Exercise prompt: Print the lines of the listing between the line holding "list UI elements" and the line holding "svg-text:V: V [11, 129, 23, 149]", inclusive, exactly as they appear.

Data in this exercise:
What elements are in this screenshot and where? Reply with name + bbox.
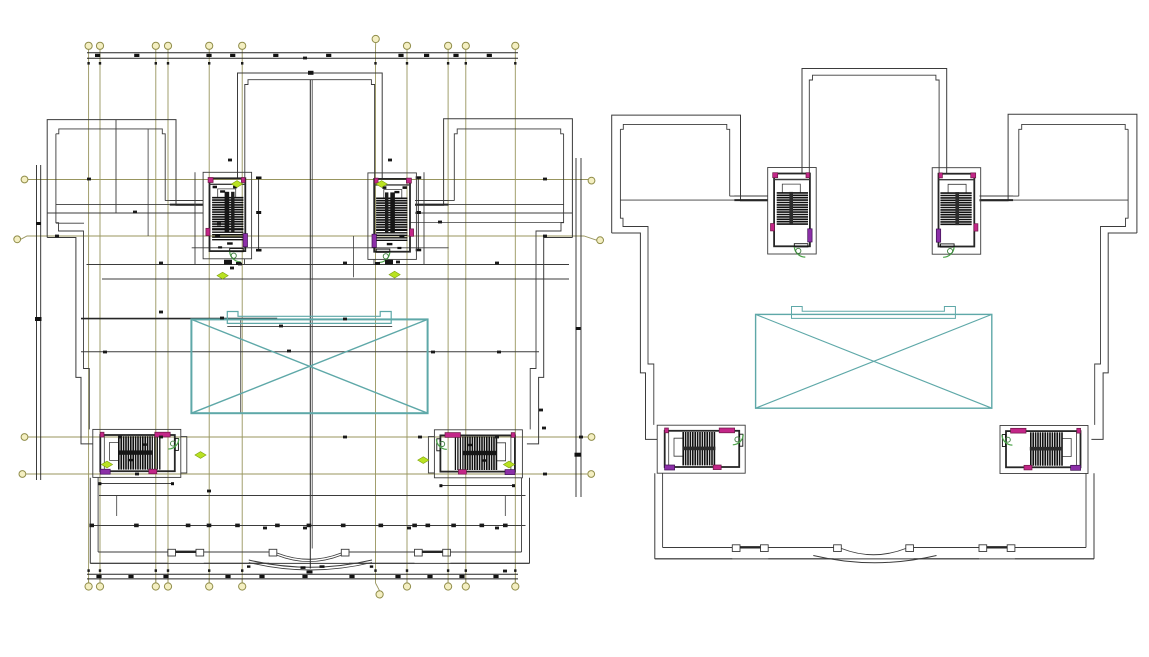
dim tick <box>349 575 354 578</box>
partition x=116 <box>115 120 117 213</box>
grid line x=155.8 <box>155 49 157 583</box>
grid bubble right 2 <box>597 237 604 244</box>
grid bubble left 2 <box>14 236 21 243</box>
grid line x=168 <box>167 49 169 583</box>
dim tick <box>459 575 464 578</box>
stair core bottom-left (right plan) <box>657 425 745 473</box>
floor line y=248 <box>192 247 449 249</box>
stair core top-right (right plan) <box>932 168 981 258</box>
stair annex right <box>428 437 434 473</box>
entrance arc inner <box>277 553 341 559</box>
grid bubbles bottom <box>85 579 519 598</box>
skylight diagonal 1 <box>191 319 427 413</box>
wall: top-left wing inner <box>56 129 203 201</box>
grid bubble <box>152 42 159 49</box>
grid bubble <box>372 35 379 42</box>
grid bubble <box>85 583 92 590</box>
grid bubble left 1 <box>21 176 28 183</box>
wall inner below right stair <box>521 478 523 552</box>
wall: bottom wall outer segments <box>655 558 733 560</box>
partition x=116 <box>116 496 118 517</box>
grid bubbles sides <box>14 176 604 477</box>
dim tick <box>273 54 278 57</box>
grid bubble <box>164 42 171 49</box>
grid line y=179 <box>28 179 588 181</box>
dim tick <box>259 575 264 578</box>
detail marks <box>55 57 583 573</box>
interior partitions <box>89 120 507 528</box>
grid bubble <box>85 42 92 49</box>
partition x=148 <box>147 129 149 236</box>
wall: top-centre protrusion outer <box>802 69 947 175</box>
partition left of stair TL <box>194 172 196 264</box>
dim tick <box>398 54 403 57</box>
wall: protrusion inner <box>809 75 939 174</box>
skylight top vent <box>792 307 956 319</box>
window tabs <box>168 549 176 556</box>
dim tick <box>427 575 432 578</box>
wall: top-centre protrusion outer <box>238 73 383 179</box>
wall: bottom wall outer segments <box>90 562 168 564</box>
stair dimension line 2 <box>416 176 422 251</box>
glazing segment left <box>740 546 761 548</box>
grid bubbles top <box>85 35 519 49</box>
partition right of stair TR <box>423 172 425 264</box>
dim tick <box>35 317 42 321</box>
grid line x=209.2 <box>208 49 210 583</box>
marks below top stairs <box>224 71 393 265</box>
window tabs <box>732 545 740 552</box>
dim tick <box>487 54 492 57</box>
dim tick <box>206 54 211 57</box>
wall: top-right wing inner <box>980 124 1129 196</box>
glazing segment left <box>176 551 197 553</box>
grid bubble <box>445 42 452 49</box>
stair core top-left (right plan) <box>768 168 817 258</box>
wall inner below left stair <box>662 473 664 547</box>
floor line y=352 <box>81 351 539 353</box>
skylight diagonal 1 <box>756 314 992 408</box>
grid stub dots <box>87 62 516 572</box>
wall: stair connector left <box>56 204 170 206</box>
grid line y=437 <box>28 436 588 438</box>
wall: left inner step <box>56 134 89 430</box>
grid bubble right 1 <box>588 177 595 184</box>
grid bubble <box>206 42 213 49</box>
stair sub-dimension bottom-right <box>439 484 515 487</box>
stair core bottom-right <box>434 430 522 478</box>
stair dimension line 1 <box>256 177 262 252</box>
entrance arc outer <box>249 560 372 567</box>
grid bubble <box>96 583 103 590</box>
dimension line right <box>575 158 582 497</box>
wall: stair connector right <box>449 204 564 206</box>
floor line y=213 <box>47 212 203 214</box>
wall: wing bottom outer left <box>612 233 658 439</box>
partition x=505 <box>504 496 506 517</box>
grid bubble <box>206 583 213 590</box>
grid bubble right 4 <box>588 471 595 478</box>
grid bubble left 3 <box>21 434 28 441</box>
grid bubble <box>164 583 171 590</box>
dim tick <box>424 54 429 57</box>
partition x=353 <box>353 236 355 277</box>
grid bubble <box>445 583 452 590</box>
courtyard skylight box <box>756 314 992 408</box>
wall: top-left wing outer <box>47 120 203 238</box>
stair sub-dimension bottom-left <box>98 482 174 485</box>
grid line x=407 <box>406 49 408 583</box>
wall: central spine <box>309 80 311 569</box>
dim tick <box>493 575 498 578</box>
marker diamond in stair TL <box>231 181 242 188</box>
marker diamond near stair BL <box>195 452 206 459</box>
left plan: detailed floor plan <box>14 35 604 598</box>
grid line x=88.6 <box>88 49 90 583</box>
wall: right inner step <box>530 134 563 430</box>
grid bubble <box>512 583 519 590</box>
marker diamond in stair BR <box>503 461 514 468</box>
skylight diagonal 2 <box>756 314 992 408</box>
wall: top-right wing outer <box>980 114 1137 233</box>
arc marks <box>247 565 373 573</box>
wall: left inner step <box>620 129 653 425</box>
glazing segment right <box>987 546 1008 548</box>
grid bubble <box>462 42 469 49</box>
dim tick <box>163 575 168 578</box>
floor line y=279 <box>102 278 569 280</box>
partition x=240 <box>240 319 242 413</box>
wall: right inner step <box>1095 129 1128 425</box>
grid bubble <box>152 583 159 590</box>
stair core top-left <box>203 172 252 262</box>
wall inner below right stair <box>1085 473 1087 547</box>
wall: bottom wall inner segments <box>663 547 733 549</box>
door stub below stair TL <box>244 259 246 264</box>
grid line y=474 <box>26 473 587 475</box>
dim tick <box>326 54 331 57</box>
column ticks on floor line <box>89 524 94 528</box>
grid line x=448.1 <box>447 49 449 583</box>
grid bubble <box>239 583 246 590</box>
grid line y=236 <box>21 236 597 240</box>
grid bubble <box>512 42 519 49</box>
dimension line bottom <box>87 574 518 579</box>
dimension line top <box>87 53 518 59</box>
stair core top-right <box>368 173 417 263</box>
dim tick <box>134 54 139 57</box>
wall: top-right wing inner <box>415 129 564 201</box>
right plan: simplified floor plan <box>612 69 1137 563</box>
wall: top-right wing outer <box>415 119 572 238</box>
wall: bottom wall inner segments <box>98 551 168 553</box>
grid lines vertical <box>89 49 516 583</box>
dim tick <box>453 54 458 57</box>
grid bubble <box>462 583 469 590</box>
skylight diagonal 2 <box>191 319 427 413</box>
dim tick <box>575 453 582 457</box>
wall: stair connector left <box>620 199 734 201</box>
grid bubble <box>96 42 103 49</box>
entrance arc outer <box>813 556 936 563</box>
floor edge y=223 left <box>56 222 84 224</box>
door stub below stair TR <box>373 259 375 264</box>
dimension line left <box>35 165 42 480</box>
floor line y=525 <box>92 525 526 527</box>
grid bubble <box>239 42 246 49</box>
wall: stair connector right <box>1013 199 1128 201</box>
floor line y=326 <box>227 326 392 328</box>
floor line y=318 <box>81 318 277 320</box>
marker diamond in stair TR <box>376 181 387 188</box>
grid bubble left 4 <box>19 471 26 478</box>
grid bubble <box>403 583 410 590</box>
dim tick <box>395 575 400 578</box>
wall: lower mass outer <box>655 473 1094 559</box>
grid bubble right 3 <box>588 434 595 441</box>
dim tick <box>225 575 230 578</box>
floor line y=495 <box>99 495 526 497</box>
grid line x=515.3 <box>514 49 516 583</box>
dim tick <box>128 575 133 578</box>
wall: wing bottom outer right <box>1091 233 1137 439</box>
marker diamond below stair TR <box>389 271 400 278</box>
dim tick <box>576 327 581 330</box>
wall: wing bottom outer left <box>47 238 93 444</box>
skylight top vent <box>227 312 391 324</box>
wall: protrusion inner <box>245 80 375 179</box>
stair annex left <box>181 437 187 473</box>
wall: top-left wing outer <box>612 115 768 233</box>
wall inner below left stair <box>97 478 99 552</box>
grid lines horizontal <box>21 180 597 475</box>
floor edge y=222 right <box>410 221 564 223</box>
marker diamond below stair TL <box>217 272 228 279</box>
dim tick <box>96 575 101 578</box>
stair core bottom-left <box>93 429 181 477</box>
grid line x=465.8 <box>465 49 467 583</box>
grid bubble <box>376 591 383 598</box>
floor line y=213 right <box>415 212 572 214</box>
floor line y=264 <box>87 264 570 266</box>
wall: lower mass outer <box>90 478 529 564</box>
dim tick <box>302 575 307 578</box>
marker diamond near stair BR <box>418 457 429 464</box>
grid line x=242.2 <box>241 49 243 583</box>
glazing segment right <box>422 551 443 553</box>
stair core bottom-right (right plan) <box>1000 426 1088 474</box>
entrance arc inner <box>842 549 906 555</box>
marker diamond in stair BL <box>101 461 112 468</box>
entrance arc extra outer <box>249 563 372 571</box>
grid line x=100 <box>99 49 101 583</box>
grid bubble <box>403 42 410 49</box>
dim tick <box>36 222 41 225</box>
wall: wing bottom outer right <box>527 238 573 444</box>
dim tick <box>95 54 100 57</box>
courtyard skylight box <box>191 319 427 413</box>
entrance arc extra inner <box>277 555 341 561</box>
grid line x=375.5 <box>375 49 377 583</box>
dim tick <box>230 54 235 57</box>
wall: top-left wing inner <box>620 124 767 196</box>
...
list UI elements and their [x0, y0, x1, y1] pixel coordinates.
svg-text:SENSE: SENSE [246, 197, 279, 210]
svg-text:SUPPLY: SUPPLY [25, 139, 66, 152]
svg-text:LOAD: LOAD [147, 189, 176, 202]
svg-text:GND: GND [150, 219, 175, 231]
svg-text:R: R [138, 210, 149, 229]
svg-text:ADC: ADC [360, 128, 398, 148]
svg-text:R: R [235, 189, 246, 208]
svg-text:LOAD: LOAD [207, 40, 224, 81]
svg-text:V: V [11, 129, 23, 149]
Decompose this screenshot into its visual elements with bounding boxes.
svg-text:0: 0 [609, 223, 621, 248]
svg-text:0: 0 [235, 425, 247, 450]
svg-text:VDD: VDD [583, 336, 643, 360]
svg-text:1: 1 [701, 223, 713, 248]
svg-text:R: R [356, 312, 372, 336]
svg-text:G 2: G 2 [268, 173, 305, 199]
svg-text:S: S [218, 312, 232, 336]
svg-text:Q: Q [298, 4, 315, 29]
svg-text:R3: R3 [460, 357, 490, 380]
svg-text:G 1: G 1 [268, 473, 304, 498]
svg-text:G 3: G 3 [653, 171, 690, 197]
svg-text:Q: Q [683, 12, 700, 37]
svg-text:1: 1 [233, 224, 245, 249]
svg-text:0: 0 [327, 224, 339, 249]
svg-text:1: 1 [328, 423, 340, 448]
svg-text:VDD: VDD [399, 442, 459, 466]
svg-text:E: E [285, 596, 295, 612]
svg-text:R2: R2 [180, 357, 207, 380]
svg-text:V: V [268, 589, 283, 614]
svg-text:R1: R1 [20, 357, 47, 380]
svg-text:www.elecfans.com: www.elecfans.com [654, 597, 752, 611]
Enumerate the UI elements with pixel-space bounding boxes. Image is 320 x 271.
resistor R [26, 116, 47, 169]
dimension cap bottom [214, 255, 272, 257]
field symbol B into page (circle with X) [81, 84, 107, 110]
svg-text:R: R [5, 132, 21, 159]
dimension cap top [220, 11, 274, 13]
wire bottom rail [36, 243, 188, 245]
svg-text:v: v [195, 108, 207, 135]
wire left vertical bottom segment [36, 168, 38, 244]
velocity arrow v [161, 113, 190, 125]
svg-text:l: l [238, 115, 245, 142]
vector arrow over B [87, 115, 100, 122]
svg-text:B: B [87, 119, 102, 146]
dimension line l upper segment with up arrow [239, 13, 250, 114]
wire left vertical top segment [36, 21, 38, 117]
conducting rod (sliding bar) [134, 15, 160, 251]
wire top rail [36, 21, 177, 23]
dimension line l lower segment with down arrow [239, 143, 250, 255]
...
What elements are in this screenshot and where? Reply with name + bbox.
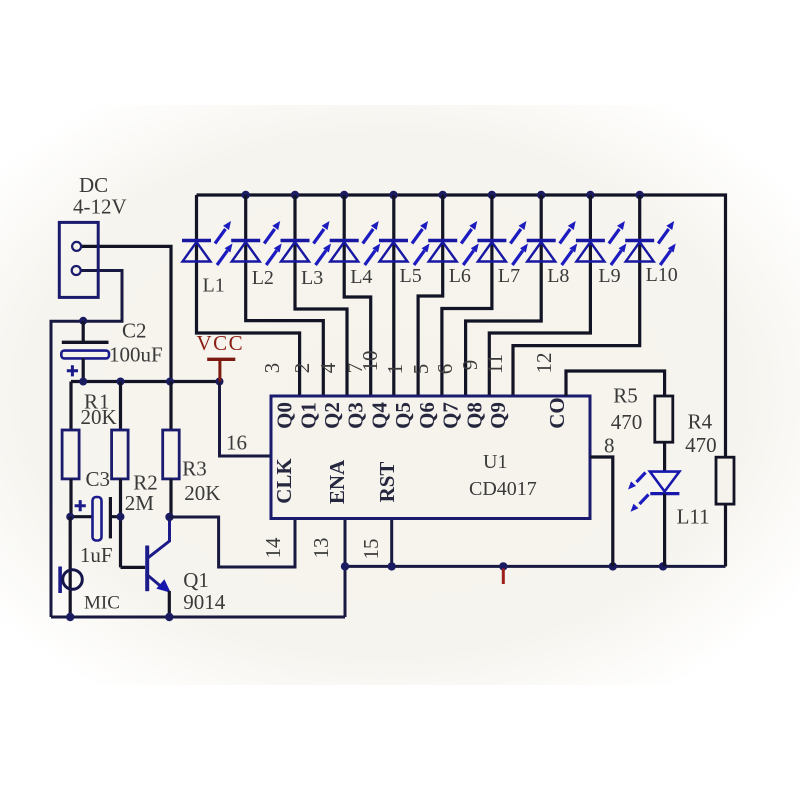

Full output:
list UI elements and their [x0, y0, x1, y1] pixel coordinates.
svg-text:SENSE: SENSE [246, 197, 279, 210]
svg-text:SUPPLY: SUPPLY [25, 139, 66, 152]
svg-text:LOAD: LOAD [147, 189, 176, 202]
svg-text:GND: GND [150, 219, 175, 231]
svg-text:R: R [138, 210, 149, 229]
svg-text:ADC: ADC [360, 128, 398, 148]
svg-text:R: R [235, 189, 246, 208]
svg-text:LOAD: LOAD [207, 40, 224, 81]
svg-text:V: V [11, 129, 23, 149]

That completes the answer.